- _RECORDS TO PROCESS_
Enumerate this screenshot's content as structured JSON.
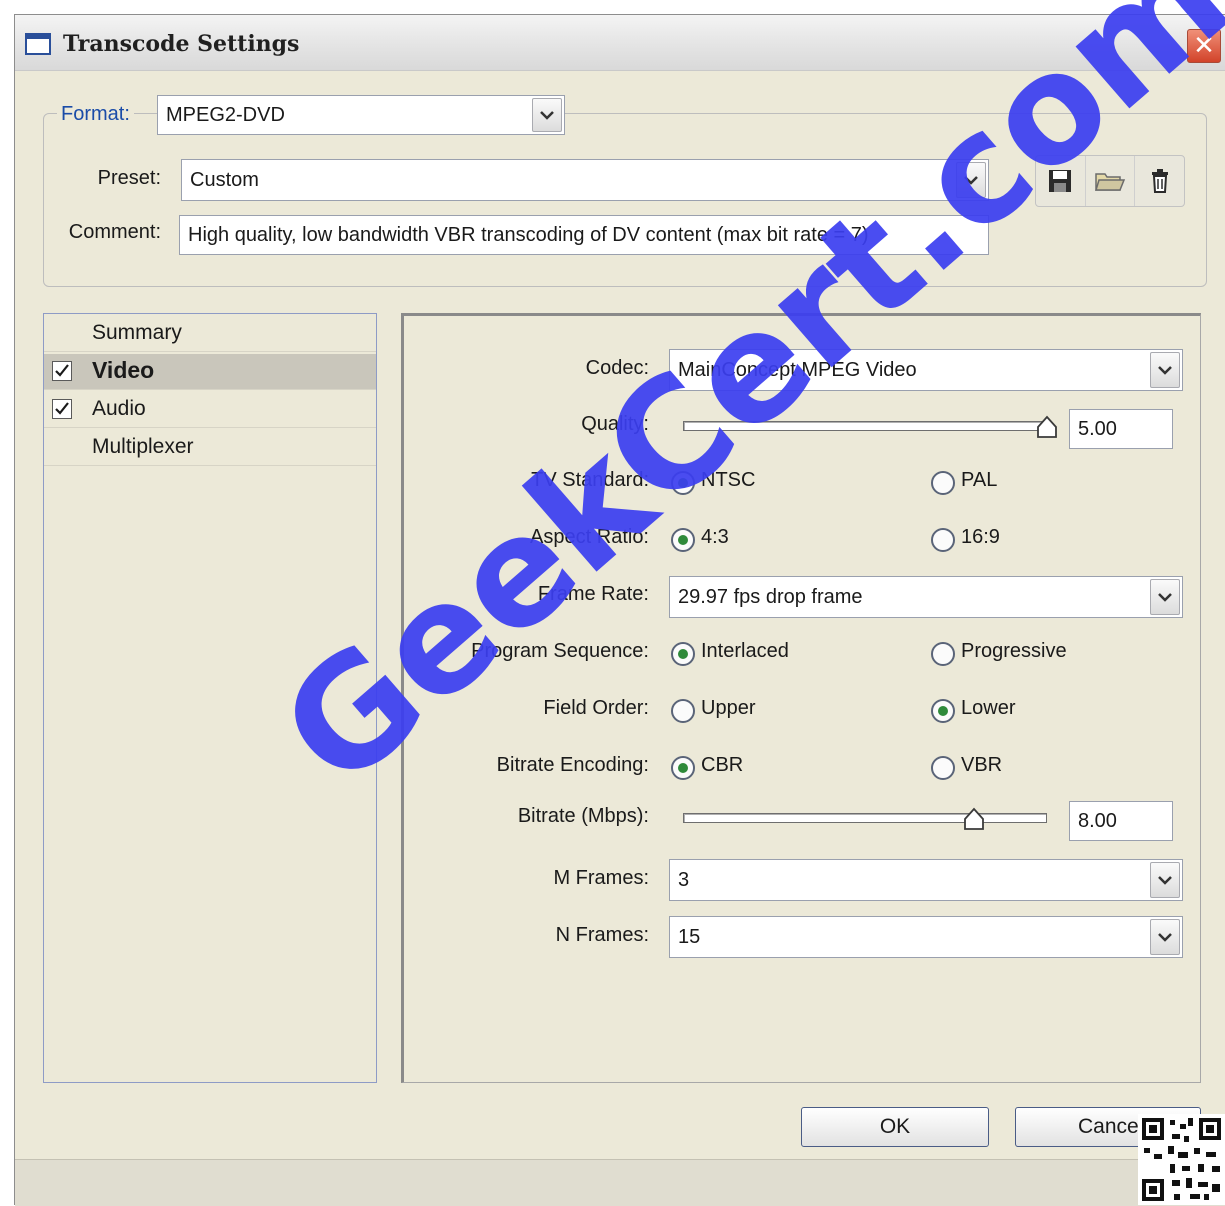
{
  "window": {
    "title": "Transcode Settings",
    "close_glyph": "✕"
  },
  "format": {
    "label": "Format:",
    "value": "MPEG2-DVD"
  },
  "preset": {
    "label": "Preset:",
    "value": "Custom"
  },
  "comment": {
    "label": "Comment:",
    "value": "High quality, low bandwidth VBR transcoding of DV content (max bit rate = 7)"
  },
  "toolbar": {
    "icons": [
      "save-icon",
      "open-folder-icon",
      "delete-icon"
    ]
  },
  "nav": {
    "items": [
      {
        "label": "Summary",
        "checked": false,
        "selected": false
      },
      {
        "label": "Video",
        "checked": true,
        "selected": true
      },
      {
        "label": "Audio",
        "checked": true,
        "selected": false
      },
      {
        "label": "Multiplexer",
        "checked": false,
        "selected": false
      }
    ]
  },
  "video": {
    "codec": {
      "label": "Codec:",
      "value": "MainConcept MPEG Video"
    },
    "quality": {
      "label": "Quality:",
      "value": "5.00",
      "level": 1.0
    },
    "tv_standard": {
      "label": "TV Standard:",
      "option1": "NTSC",
      "option2": "PAL",
      "selected": "NTSC"
    },
    "aspect_ratio": {
      "label": "Aspect Ratio:",
      "option1": "4:3",
      "option2": "16:9",
      "selected": "4:3"
    },
    "frame_rate": {
      "label": "Frame Rate:",
      "value": "29.97 fps drop frame"
    },
    "program_sequence": {
      "label": "Program Sequence:",
      "option1": "Interlaced",
      "option2": "Progressive",
      "selected": "Interlaced"
    },
    "field_order": {
      "label": "Field Order:",
      "option1": "Upper",
      "option2": "Lower",
      "selected": "Lower"
    },
    "bitrate_encoding": {
      "label": "Bitrate Encoding:",
      "option1": "CBR",
      "option2": "VBR",
      "selected": "CBR"
    },
    "bitrate": {
      "label": "Bitrate (Mbps):",
      "value": "8.00",
      "level": 0.8
    },
    "m_frames": {
      "label": "M Frames:",
      "value": "3"
    },
    "n_frames": {
      "label": "N Frames:",
      "value": "15"
    }
  },
  "buttons": {
    "ok": "OK",
    "cancel": "Cance"
  },
  "watermark": {
    "text": "GeekCert.com"
  },
  "colors": {
    "accent": "#1a4ca8",
    "watermark": "#3b3ef0",
    "radio_dot": "#2f8a3a",
    "close": "#d2432a"
  }
}
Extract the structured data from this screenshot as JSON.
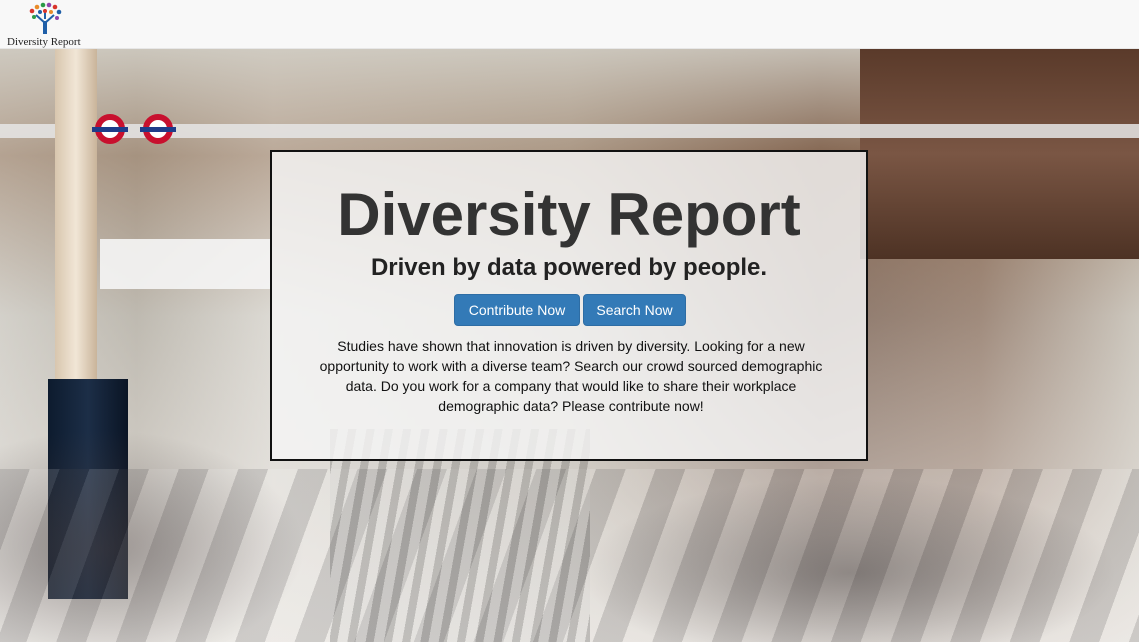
{
  "navbar": {
    "brand_label": "Diversity Report",
    "logo_icon": "tree-people-icon"
  },
  "hero": {
    "title": "Diversity Report",
    "subtitle": "Driven by data powered by people.",
    "buttons": {
      "contribute_label": "Contribute Now",
      "search_label": "Search Now"
    },
    "description": "Studies have shown that innovation is driven by diversity. Looking for a new opportunity to work with a diverse team? Search our crowd sourced demographic data. Do you work for a company that would like to share their workplace demographic data? Please contribute now!",
    "background_image": "busy-train-station-crowd"
  },
  "colors": {
    "primary_button": "#337ab7",
    "navbar_bg": "#f8f8f8",
    "title_text": "#333333"
  }
}
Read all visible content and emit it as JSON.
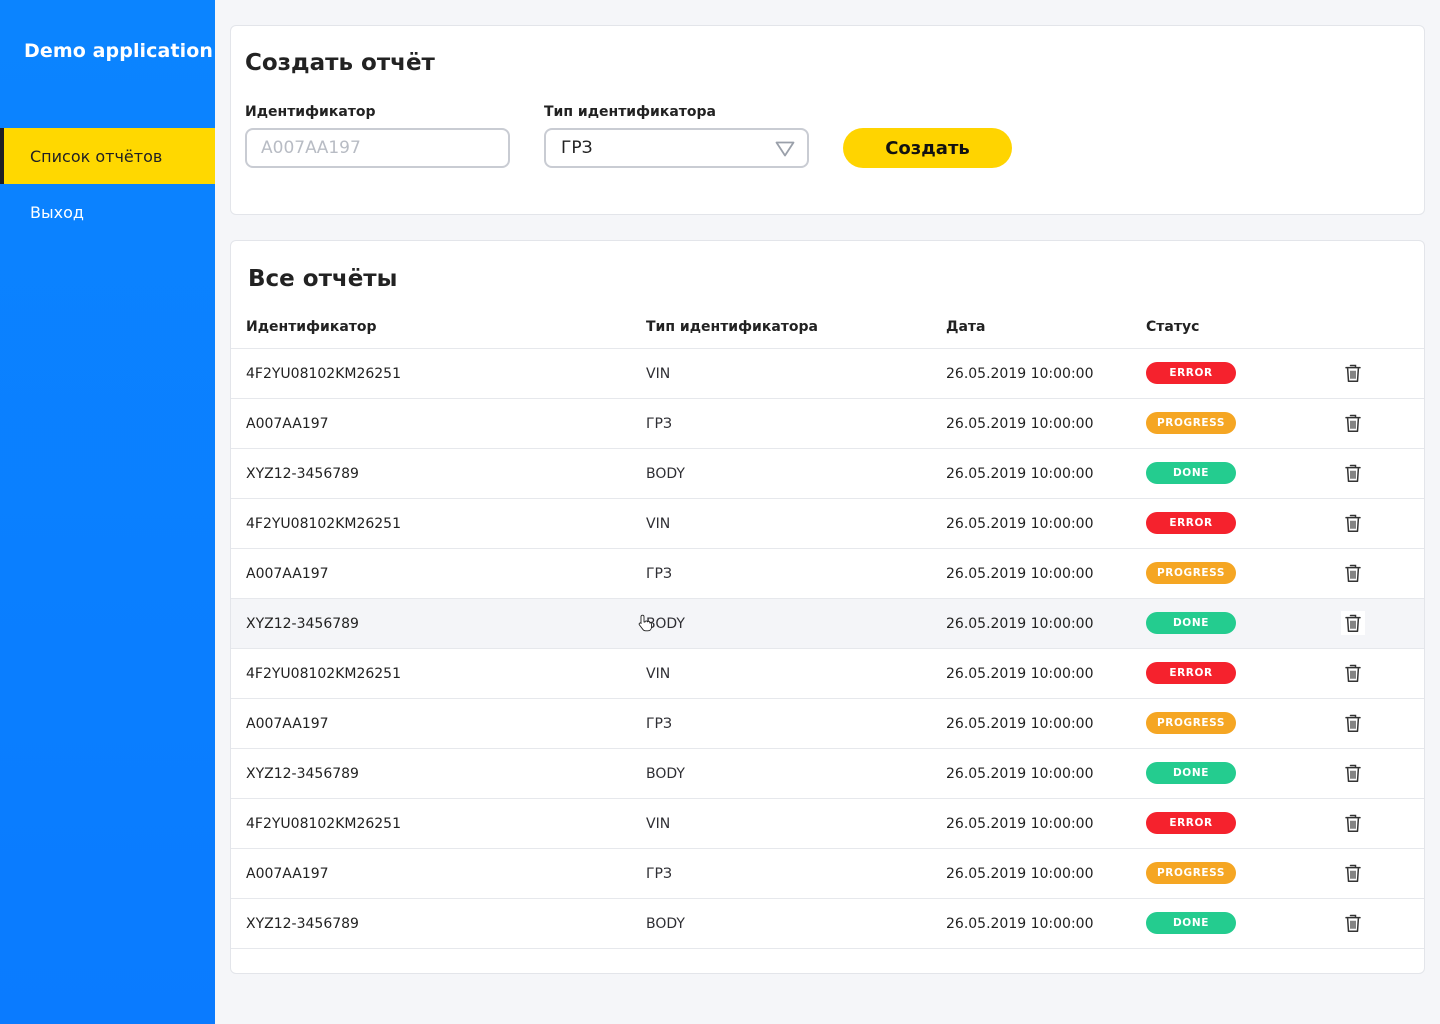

- _TASK STATEMENT_
Skip the pictures and transcribe the rest of the records exactly.

- _THE ANSWER_
Enumerate this screenshot's content as structured JSON.
{
  "window": {
    "title": "Transcode Settings",
    "close_glyph": "✕"
  },
  "format": {
    "label": "Format:",
    "value": "MPEG2-DVD"
  },
  "preset": {
    "label": "Preset:",
    "value": "Custom"
  },
  "comment": {
    "label": "Comment:",
    "value": "High quality, low bandwidth VBR transcoding of DV content (max bit rate = 7)"
  },
  "toolbar": {
    "icons": [
      "save-icon",
      "open-folder-icon",
      "delete-icon"
    ]
  },
  "nav": {
    "items": [
      {
        "label": "Summary",
        "checked": false,
        "selected": false
      },
      {
        "label": "Video",
        "checked": true,
        "selected": true
      },
      {
        "label": "Audio",
        "checked": true,
        "selected": false
      },
      {
        "label": "Multiplexer",
        "checked": false,
        "selected": false
      }
    ]
  },
  "video": {
    "codec": {
      "label": "Codec:",
      "value": "MainConcept MPEG Video"
    },
    "quality": {
      "label": "Quality:",
      "value": "5.00",
      "level": 1.0
    },
    "tv_standard": {
      "label": "TV Standard:",
      "option1": "NTSC",
      "option2": "PAL",
      "selected": "NTSC"
    },
    "aspect_ratio": {
      "label": "Aspect Ratio:",
      "option1": "4:3",
      "option2": "16:9",
      "selected": "4:3"
    },
    "frame_rate": {
      "label": "Frame Rate:",
      "value": "29.97 fps drop frame"
    },
    "program_sequence": {
      "label": "Program Sequence:",
      "option1": "Interlaced",
      "option2": "Progressive",
      "selected": "Interlaced"
    },
    "field_order": {
      "label": "Field Order:",
      "option1": "Upper",
      "option2": "Lower",
      "selected": "Lower"
    },
    "bitrate_encoding": {
      "label": "Bitrate Encoding:",
      "option1": "CBR",
      "option2": "VBR",
      "selected": "CBR"
    },
    "bitrate": {
      "label": "Bitrate (Mbps):",
      "value": "8.00",
      "level": 0.8
    },
    "m_frames": {
      "label": "M Frames:",
      "value": "3"
    },
    "n_frames": {
      "label": "N Frames:",
      "value": "15"
    }
  },
  "buttons": {
    "ok": "OK",
    "cancel": "Cance"
  },
  "watermark": {
    "text": "GeekCert.com"
  },
  "colors": {
    "accent": "#1a4ca8",
    "watermark": "#3b3ef0",
    "radio_dot": "#2f8a3a",
    "close": "#d2432a"
  }
}
Extract the structured data from this screenshot as JSON.
{
  "navbar": {
    "brand_label": "Diversity Report",
    "logo_icon": "tree-people-icon"
  },
  "hero": {
    "title": "Diversity Report",
    "subtitle": "Driven by data powered by people.",
    "buttons": {
      "contribute_label": "Contribute Now",
      "search_label": "Search Now"
    },
    "description": "Studies have shown that innovation is driven by diversity. Looking for a new opportunity to work with a diverse team? Search our crowd sourced demographic data. Do you work for a company that would like to share their workplace demographic data? Please contribute now!",
    "background_image": "busy-train-station-crowd"
  },
  "colors": {
    "primary_button": "#337ab7",
    "navbar_bg": "#f8f8f8",
    "title_text": "#333333"
  }
}
Read all visible content and emit it as JSON.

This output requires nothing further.